## Aim of the task
Continue the biography of Richard Bulkeley, 5th Viscount Bulkeley, picking up after its last sentence.

>> begin Text section

Richard Bulkeley, 5th Viscount Bulkeley (8 April 1707 – 15 March 1739) of Baron Hill, Anglesey was a Welsh landowner and Tory politician who sat in the House of Commons from 1730 to 1738.

Early life

Bulkeley was the eldest son of Richard Bulkeley, 4th Viscount Bulkeley and his wife  Bridget Bertie, daughter of James Bertie, 1st Earl of Abingdon. He was educated at Westminster School in 1718. On his father's death on 4 June 1724, he succeeded to the family estate at Baron Hill, and the Irish peerage as Viscount Bulkeley. In 1725 he was appointed Chamberlain of North Wales and constable of Beaumaris castle and held the posts for the rest of his life.

>> end Text section
>> begin Rows

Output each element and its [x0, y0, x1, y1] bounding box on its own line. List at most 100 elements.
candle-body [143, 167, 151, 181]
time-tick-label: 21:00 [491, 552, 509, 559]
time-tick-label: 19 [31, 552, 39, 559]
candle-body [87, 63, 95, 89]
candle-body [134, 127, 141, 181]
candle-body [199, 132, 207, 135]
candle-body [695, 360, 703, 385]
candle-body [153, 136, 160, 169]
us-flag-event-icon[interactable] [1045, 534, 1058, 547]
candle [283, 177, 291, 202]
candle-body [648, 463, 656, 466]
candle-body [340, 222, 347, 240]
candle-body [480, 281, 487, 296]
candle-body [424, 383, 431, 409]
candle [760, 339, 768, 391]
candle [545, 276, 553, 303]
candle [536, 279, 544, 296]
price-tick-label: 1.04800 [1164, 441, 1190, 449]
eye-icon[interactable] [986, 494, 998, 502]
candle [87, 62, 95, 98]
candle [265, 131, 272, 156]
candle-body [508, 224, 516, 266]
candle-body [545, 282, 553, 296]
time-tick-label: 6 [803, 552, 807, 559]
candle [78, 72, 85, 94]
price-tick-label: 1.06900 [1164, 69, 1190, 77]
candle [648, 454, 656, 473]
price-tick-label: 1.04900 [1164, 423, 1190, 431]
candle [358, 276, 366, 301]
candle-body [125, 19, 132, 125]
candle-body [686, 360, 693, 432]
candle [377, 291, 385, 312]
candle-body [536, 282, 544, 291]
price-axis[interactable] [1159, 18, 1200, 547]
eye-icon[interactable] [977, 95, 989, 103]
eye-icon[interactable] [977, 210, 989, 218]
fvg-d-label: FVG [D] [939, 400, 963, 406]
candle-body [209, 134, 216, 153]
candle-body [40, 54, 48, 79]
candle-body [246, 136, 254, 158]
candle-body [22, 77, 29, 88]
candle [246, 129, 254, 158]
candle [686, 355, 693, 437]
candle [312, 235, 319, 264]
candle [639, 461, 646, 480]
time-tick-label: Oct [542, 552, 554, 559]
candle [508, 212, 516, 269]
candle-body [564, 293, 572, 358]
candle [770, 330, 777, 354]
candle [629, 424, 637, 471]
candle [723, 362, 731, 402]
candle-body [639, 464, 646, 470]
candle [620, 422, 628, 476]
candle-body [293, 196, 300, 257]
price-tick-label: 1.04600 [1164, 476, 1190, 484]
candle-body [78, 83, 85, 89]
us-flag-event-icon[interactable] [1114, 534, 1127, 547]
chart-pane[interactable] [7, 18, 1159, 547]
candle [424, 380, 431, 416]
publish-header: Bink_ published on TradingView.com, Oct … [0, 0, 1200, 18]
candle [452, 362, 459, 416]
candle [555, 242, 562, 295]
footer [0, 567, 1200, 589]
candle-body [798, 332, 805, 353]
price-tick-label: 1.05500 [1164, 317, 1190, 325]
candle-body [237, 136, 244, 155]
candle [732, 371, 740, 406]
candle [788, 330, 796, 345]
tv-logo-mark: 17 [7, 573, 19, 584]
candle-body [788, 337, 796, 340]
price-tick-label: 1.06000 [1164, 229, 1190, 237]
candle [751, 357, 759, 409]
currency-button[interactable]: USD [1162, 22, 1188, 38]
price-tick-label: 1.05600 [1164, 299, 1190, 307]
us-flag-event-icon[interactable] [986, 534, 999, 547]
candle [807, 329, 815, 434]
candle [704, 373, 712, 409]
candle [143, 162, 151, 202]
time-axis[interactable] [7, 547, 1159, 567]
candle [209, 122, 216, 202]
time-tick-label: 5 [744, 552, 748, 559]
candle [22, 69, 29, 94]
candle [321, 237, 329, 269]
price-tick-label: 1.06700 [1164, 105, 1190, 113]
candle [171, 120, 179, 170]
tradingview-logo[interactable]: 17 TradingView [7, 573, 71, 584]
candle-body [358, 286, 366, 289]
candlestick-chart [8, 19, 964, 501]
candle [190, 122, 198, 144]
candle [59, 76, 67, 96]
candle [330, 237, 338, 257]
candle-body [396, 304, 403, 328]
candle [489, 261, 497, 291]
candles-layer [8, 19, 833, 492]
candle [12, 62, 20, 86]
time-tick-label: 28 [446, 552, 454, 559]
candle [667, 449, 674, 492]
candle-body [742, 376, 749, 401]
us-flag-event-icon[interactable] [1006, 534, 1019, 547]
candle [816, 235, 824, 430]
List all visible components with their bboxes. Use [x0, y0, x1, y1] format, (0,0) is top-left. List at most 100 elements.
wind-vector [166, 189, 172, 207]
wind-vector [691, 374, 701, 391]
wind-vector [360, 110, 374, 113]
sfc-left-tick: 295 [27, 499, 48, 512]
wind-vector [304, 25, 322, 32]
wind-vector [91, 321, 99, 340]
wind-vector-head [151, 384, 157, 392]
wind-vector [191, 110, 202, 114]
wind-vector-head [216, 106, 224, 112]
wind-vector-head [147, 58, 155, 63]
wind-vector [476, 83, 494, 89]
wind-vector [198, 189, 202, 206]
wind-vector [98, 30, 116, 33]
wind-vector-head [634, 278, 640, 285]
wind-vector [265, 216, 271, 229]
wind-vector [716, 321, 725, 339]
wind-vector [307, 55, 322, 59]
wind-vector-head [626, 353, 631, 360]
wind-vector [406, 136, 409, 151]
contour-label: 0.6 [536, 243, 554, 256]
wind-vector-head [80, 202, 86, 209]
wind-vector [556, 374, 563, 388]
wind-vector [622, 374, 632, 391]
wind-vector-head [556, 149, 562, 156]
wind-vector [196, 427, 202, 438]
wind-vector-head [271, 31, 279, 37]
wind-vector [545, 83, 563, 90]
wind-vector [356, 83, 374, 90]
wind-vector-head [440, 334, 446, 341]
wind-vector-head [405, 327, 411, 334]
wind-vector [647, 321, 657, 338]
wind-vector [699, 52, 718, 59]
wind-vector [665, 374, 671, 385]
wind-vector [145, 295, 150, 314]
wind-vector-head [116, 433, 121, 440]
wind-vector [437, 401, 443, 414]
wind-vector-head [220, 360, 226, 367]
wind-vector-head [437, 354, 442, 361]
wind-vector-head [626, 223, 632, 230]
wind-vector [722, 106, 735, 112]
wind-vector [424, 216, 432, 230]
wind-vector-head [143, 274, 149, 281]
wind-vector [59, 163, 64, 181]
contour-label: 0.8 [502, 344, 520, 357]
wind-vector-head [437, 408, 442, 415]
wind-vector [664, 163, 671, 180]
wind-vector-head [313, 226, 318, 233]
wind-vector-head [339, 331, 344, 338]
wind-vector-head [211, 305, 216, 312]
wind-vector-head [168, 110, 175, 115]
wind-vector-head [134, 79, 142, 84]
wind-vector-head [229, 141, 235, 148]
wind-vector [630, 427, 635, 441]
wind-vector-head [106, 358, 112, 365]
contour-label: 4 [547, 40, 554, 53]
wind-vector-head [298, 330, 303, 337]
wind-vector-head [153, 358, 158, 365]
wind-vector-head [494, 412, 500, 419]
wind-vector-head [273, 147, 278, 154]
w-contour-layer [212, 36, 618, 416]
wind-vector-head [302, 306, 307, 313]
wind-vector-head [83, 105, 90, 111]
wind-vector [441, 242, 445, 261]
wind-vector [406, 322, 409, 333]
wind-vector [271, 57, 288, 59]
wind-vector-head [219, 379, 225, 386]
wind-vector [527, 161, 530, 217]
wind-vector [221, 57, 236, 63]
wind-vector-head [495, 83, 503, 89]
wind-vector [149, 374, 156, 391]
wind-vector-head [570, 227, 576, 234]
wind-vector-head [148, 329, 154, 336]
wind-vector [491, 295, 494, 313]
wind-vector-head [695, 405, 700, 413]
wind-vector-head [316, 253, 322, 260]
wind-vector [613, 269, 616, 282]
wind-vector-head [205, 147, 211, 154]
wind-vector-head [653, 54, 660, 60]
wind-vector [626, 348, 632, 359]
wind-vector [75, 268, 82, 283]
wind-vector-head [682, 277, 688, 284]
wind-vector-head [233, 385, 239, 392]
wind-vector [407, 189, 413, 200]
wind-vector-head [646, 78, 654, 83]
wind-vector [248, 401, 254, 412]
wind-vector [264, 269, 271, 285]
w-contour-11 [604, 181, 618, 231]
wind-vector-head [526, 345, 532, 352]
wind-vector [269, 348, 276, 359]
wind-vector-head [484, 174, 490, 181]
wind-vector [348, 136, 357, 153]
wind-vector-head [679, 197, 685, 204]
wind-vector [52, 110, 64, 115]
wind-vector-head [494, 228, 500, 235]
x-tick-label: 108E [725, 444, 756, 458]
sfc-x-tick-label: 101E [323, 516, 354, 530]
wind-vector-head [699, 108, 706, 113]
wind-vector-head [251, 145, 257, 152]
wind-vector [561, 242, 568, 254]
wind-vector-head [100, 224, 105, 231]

>> end Rows

## The reply
Career
Bulkeley was returned unopposed as Member of Parliament for Beaumaris at a by-election on 25 March 1730. A Tory like his father, he voted with consistency against the Whig government of Robert Walpole. He was returned unopposed as MP for Beaumaris at the 1734 British general election.

Family and legacy
Bulkeley married Jane Owen, daughter and heiress of Lewis Owen of Peniarth, Merionethshire in Oswestry on 8 January 1732. He died without issue, aged 31, on 15 March 1739, and was succeeded by his brother James.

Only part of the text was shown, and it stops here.